[Dataset items]
════════

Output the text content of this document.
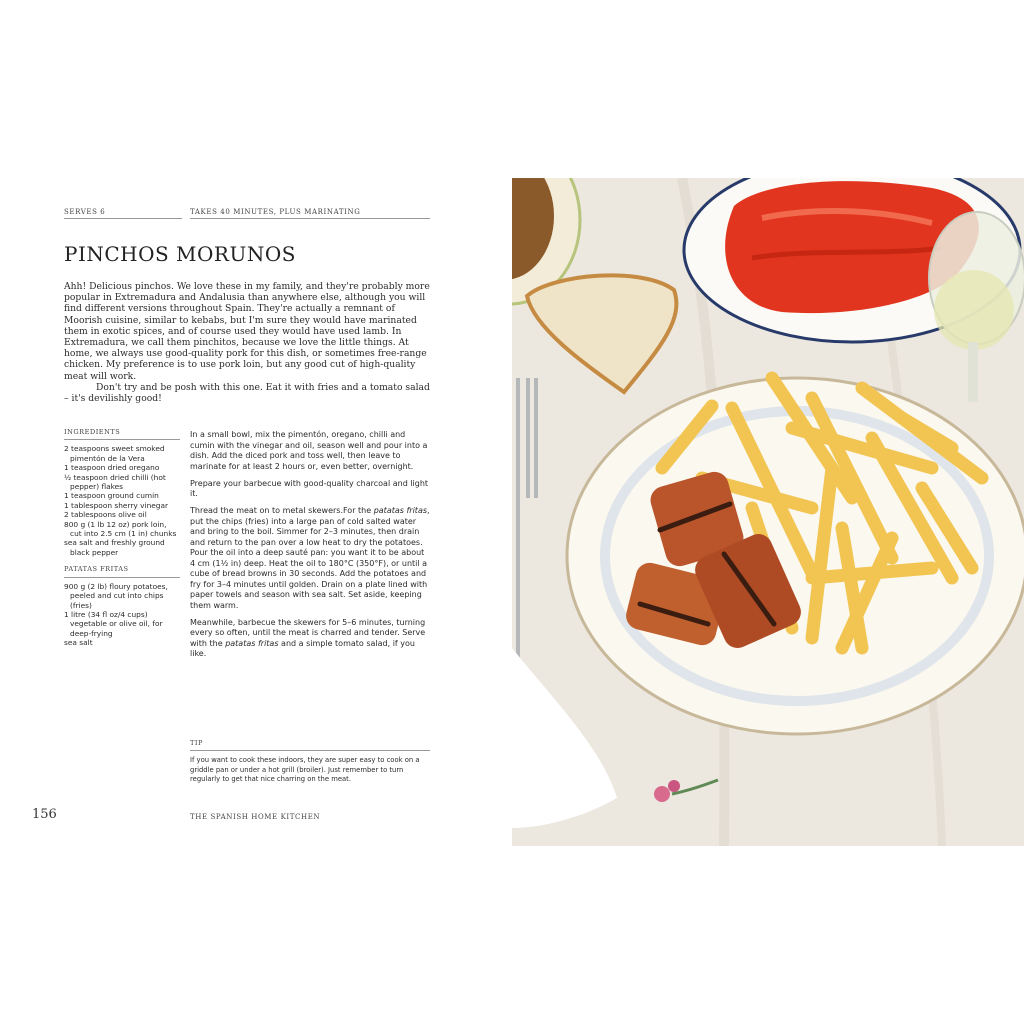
SERVES 6	TAKES 40 MINUTES, PLUS MARINATING
PINCHOS MORUNOS

Ahh! Delicious pinchos. We love these in my family, and they're probably more popular in Extremadura and Andalusia than anywhere else, although you will find different versions throughout Spain. They're actually a remnant of Moorish cuisine, similar to kebabs, but I'm sure they would have marinated them in exotic spices, and of course used they would have used lamb. In Extremadura, we call them pinchitos, because we love the little things. At home, we always use good-quality pork for this dish, or sometimes free-range chicken. My preference is to use pork loin, but any good cut of high-quality meat will work.

Don't try and be posh with this one. Eat it with fries and a tomato salad – it's devilishly good!

INGREDIENTS

2 teaspoons sweet smoked pimentón de la Vera

1 teaspoon dried oregano

½ teaspoon dried chilli (hot pepper) flakes

1 teaspoon ground cumin

1 tablespoon sherry vinegar

2 tablespoons olive oil

800 g (1 lb 12 oz) pork loin, cut into 2.5 cm (1 in) chunks

sea salt and freshly ground black pepper

PATATAS FRITAS

900 g (2 lb) floury potatoes, peeled and cut into chips (fries)

1 litre (34 fl oz/4 cups) vegetable or olive oil, for deep-frying

sea salt

In a small bowl, mix the pimentón, oregano, chilli and cumin with the vinegar and oil, season well and pour into a dish. Add the diced pork and toss well, then leave to marinate for at least 2 hours or, even better, overnight.

Prepare your barbecue with good-quality charcoal and light it.

Thread the meat on to metal skewers.For the patatas fritas, put the chips (fries) into a large pan of cold salted water and bring to the boil. Simmer for 2–3 minutes, then drain and return to the pan over a low heat to dry the potatoes. Pour the oil into a deep sauté pan: you want it to be about 4 cm (1½ in) deep. Heat the oil to 180°C (350°F), or until a cube of bread browns in 30 seconds. Add the potatoes and fry for 3–4 minutes until golden. Drain on a plate lined with paper towels and season with sea salt. Set aside, keeping them warm.

Meanwhile, barbecue the skewers for 5–6 minutes, turning every so often, until the meat is charred and tender. Serve with the patatas fritas and a simple tomato salad, if you like.

TIP
If you want to cook these indoors, they are super easy to cook on a griddle pan or under a hot grill (broiler). Just remember to turn regularly to get that nice charring on the meat.
156	THE SPANISH HOME KITCHEN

════════

How many of the lines above include the string "want"? Reply with the number by itself.

→ Written response
2